> _ENTRIES PROVIDED_
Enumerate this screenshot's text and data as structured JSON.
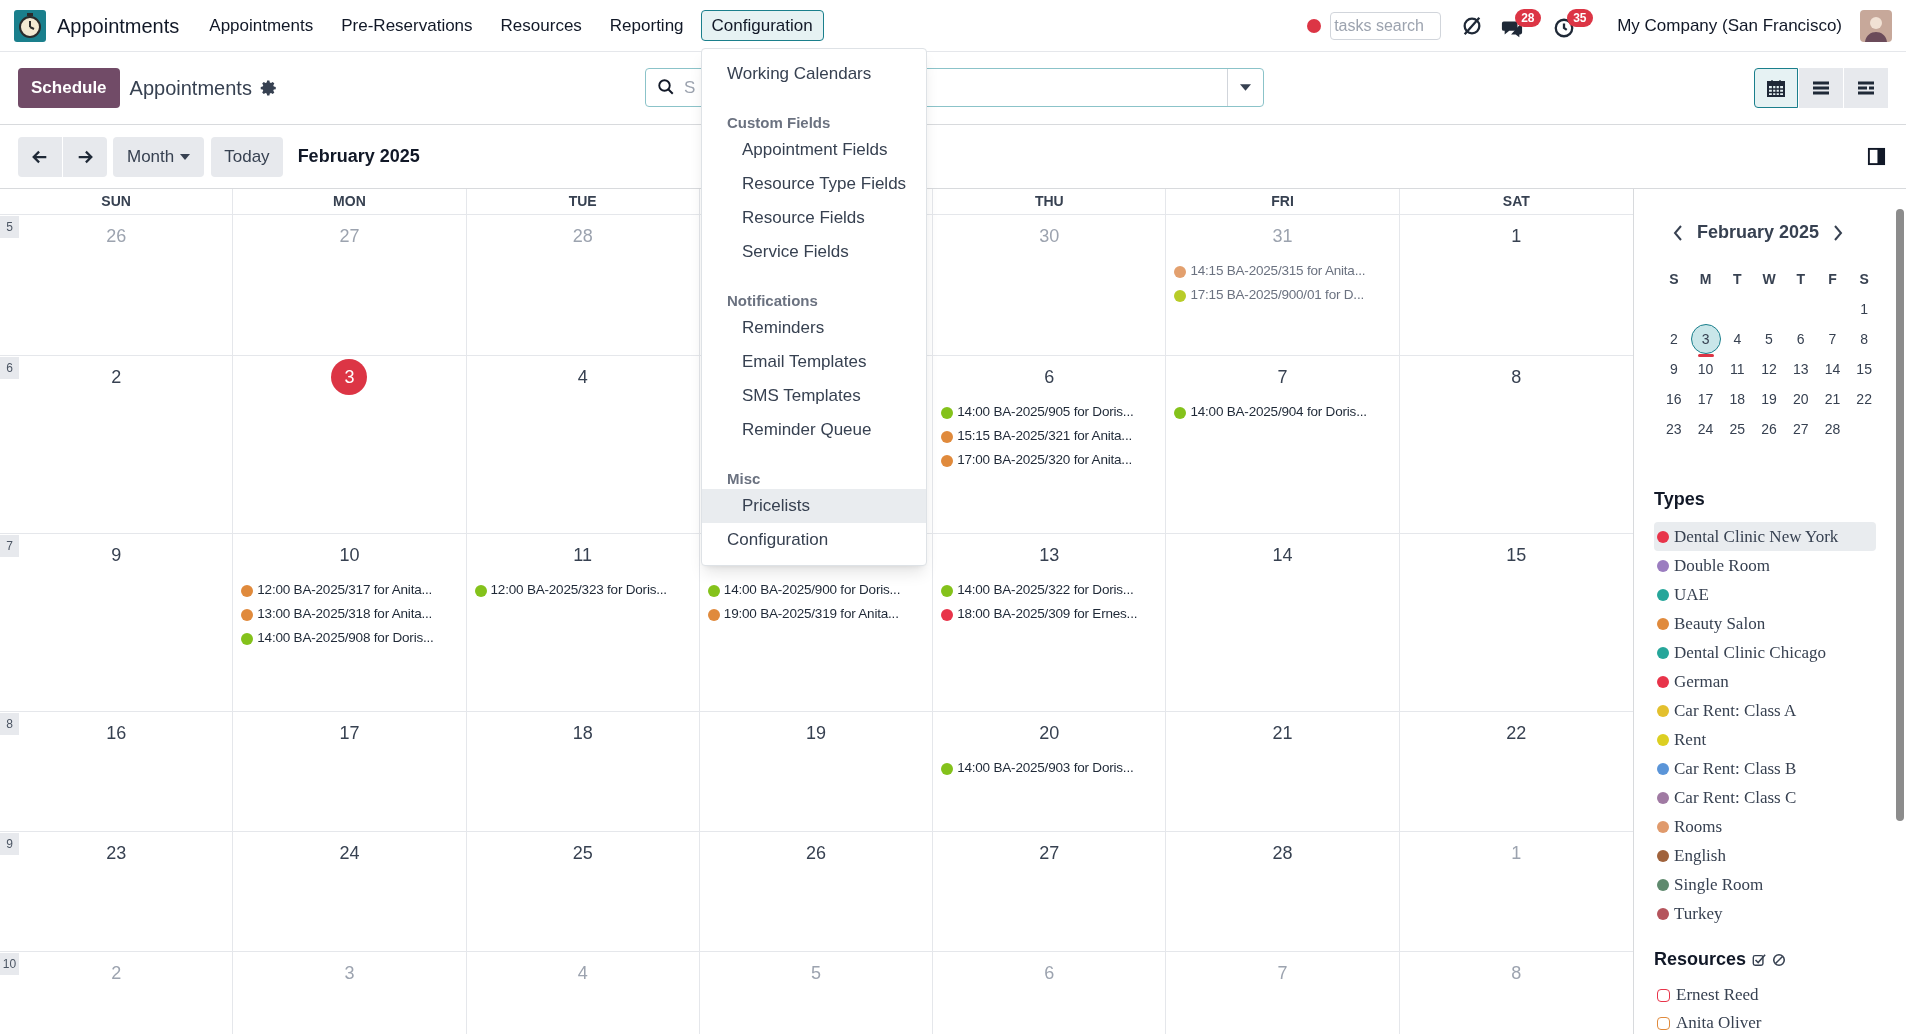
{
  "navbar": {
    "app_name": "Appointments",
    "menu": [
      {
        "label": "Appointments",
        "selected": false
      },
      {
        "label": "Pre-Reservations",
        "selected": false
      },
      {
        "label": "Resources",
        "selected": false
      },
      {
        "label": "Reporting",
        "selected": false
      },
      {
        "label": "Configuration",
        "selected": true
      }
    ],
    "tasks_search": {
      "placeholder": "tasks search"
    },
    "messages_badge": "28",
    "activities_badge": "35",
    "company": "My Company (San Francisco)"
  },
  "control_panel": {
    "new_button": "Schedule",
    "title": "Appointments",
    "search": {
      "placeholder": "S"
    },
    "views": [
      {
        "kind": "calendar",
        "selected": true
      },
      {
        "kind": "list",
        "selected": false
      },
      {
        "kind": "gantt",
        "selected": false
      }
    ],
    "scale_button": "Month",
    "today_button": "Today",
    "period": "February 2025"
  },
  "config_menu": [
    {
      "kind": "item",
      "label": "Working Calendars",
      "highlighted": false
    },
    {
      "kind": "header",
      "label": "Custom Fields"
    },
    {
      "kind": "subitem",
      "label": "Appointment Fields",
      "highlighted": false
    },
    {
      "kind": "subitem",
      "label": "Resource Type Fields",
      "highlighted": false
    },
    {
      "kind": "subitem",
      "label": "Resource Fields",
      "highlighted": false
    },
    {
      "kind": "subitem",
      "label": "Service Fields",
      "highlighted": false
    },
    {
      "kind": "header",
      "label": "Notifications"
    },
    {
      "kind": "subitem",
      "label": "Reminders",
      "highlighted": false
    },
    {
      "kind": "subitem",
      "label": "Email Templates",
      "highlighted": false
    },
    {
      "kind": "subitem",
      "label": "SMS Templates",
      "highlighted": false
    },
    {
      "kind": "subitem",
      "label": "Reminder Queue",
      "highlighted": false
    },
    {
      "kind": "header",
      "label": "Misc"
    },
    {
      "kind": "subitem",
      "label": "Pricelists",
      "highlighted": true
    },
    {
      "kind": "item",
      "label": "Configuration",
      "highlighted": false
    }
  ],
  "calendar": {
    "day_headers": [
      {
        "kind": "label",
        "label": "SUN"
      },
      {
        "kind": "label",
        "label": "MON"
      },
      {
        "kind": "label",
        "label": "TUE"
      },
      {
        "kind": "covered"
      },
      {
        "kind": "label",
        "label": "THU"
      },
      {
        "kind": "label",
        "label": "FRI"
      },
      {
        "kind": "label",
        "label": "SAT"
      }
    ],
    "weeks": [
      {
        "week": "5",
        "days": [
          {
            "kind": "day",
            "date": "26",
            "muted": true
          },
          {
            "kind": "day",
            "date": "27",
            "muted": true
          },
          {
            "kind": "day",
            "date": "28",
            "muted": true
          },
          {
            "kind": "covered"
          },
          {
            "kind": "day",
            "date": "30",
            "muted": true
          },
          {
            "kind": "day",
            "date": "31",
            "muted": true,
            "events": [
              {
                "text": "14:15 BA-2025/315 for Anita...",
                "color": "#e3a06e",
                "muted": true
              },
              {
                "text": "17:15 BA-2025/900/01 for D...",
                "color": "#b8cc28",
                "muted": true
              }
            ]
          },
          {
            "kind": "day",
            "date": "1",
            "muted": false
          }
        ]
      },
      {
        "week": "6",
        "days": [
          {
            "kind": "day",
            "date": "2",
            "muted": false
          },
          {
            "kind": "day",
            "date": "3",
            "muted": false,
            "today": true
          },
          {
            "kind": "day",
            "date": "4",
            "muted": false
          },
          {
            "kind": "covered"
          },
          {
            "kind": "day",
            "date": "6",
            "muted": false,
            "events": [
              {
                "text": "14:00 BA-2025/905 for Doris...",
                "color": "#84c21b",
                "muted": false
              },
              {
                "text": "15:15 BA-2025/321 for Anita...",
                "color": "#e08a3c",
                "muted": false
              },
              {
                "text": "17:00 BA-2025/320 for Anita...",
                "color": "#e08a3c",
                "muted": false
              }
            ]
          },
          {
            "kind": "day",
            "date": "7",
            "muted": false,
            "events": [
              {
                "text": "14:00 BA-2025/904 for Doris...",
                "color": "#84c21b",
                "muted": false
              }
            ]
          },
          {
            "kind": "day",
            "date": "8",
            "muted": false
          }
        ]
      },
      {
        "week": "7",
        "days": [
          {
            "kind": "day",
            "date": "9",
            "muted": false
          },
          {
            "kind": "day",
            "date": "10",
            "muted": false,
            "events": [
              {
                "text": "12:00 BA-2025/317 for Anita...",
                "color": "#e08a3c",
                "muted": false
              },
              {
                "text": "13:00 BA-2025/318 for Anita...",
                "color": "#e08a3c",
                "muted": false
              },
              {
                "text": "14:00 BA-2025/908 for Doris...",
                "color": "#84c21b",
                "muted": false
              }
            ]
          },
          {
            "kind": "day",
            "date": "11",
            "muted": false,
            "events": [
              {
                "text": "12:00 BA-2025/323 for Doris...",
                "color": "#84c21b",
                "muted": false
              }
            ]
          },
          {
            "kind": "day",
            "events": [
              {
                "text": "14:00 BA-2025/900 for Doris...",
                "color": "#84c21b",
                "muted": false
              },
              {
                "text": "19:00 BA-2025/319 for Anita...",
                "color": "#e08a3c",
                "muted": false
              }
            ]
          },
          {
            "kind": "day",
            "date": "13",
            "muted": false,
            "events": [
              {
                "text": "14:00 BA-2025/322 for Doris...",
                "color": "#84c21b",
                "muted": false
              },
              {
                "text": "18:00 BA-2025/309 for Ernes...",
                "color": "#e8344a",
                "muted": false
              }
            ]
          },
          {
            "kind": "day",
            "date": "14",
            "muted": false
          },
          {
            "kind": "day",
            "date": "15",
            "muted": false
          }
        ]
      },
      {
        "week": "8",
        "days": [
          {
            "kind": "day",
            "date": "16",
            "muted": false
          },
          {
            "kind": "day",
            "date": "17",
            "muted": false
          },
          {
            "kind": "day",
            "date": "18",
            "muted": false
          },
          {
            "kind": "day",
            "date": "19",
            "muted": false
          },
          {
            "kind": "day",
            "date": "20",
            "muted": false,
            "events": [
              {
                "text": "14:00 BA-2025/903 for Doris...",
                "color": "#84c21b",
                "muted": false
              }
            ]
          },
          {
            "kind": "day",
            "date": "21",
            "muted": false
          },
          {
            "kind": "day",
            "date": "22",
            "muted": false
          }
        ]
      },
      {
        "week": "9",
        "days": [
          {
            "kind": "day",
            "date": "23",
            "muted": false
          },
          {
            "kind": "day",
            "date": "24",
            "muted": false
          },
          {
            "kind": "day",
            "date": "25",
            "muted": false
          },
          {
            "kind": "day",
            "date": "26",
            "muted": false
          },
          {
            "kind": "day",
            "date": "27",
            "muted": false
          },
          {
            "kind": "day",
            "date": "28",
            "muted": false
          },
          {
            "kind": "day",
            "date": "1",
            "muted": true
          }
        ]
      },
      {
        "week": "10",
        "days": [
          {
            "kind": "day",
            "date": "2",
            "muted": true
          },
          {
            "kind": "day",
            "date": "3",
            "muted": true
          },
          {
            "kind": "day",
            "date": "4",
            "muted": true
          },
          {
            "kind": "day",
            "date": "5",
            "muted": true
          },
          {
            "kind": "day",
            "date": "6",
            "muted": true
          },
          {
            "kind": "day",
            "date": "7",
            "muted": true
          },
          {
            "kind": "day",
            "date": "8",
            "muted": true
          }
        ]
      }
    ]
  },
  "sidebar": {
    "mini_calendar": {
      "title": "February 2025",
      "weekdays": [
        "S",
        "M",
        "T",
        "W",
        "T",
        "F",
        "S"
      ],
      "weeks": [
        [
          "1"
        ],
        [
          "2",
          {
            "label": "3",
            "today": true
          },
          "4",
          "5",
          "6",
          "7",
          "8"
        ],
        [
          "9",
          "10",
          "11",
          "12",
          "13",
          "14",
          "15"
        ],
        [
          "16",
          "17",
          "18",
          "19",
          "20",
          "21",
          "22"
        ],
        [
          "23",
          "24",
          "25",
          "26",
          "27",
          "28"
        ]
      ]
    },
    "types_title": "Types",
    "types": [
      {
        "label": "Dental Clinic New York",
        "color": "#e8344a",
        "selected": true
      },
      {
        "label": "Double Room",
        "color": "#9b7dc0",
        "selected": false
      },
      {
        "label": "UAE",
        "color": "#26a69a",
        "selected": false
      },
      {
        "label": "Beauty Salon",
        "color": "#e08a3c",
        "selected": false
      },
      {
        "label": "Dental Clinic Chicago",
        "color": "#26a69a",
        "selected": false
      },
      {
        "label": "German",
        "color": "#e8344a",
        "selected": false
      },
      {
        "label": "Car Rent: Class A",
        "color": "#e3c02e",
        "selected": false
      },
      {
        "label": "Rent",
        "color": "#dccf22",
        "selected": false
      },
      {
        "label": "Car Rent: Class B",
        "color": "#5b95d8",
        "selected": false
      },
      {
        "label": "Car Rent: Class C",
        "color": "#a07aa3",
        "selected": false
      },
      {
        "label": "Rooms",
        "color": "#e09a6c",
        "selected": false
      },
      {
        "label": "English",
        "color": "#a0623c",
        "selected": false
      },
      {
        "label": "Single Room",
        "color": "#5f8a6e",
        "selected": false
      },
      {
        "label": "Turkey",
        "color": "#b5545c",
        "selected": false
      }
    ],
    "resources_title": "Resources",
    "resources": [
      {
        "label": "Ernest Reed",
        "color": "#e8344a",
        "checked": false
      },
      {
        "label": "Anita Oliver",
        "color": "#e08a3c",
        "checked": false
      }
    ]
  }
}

> _EXERCISE DIRECTIONS_
Copy every line from the entries that contains the word "Clinic".

> _SOLUTION TO THE PROBLEM_
        "label": "Dental Clinic New York",
        "label": "Dental Clinic Chicago",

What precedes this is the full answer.